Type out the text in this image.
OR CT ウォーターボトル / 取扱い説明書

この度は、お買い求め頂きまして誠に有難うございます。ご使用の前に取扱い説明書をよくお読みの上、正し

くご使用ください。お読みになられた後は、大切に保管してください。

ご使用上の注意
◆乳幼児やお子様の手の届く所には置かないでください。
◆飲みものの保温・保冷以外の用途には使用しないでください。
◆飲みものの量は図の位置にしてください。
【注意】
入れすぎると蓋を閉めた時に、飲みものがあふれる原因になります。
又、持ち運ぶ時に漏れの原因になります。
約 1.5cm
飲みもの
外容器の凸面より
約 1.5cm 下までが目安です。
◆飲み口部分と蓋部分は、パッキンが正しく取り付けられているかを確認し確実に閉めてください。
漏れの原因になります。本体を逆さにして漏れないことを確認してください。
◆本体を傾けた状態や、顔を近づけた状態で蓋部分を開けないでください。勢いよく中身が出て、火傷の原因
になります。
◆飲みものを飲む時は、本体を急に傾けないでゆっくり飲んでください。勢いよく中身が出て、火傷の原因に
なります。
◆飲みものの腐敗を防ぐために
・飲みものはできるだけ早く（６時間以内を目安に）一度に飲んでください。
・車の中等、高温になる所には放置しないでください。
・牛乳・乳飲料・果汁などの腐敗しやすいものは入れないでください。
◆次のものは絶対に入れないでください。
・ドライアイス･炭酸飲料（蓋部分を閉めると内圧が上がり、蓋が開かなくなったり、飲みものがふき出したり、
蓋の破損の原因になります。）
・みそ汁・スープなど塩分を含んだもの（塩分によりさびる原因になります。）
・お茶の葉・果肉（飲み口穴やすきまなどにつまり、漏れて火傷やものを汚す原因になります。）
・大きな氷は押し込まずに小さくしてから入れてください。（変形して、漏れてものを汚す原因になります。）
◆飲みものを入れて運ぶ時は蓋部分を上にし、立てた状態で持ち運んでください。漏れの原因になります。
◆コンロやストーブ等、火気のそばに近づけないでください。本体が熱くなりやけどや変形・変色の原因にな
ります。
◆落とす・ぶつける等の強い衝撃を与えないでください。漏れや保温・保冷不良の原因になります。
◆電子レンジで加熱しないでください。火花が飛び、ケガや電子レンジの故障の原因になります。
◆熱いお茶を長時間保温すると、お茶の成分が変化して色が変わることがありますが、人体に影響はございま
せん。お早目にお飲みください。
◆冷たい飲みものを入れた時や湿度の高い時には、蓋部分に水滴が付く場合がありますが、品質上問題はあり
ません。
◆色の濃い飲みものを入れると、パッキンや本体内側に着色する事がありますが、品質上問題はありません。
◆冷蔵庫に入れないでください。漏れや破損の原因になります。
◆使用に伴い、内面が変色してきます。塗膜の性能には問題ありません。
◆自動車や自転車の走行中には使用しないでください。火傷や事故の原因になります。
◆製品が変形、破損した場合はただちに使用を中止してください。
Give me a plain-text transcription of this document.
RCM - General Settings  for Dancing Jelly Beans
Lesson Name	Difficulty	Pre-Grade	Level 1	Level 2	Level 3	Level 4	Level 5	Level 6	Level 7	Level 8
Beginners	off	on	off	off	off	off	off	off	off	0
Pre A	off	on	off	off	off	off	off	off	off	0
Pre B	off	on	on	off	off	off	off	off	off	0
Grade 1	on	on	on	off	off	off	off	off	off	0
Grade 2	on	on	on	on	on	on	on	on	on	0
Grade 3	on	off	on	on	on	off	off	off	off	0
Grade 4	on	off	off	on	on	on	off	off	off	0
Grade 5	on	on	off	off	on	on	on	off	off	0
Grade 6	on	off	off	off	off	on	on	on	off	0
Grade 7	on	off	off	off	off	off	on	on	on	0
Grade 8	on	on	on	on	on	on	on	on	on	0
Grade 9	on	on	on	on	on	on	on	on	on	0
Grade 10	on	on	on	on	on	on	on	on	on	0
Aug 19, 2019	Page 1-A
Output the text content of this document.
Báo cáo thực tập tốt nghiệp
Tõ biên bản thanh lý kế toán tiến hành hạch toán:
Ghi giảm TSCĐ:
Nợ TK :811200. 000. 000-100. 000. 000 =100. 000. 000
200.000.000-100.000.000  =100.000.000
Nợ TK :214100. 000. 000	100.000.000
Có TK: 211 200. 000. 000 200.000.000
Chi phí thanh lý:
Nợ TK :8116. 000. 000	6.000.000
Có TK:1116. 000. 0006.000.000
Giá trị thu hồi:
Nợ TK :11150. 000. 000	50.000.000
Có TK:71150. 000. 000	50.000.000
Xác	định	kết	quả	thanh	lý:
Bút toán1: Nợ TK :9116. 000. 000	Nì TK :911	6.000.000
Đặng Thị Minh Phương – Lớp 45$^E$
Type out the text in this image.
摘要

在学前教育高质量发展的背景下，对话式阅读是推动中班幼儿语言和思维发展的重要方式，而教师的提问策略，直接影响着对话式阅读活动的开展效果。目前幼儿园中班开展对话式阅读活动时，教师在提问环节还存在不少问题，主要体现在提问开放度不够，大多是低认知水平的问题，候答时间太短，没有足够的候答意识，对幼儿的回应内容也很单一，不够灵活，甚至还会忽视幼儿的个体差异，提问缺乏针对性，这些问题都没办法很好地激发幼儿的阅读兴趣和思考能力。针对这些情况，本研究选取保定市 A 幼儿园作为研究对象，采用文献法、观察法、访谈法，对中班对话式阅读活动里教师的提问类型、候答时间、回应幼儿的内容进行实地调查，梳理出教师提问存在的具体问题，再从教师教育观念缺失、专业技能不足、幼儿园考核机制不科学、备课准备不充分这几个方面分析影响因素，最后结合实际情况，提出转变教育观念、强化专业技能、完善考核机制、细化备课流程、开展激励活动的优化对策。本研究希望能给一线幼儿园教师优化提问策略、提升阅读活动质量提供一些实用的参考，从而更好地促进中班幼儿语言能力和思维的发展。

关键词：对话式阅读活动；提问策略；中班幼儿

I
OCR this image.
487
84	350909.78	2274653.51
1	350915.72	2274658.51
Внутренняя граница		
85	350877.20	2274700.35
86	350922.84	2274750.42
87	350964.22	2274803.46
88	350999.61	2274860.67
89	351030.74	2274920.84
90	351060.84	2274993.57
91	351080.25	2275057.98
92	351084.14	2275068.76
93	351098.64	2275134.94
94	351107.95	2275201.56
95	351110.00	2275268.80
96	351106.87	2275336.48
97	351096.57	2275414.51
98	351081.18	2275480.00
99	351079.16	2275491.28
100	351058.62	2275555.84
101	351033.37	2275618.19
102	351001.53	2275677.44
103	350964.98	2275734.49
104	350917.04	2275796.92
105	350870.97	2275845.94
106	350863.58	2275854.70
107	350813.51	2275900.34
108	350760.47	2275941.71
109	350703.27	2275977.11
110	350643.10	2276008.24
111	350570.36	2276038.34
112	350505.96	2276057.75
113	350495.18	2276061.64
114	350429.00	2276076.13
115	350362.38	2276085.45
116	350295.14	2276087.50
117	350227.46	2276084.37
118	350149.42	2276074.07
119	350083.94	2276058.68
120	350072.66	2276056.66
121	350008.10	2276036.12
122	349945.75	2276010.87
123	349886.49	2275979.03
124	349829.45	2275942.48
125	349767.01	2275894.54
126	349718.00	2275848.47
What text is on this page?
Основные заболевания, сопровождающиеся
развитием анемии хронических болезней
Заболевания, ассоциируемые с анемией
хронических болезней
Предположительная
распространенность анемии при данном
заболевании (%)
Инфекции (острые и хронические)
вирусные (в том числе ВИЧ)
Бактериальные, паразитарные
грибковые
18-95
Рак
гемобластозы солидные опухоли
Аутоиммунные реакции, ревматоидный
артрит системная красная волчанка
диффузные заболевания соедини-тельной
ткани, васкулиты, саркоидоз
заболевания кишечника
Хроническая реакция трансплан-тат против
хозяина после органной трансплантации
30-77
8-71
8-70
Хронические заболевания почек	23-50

— THE TASK —
Search the lines for the word "勢いよく中身が出て" and report how many contain it, by number only.

— ANSWER BELOW —
2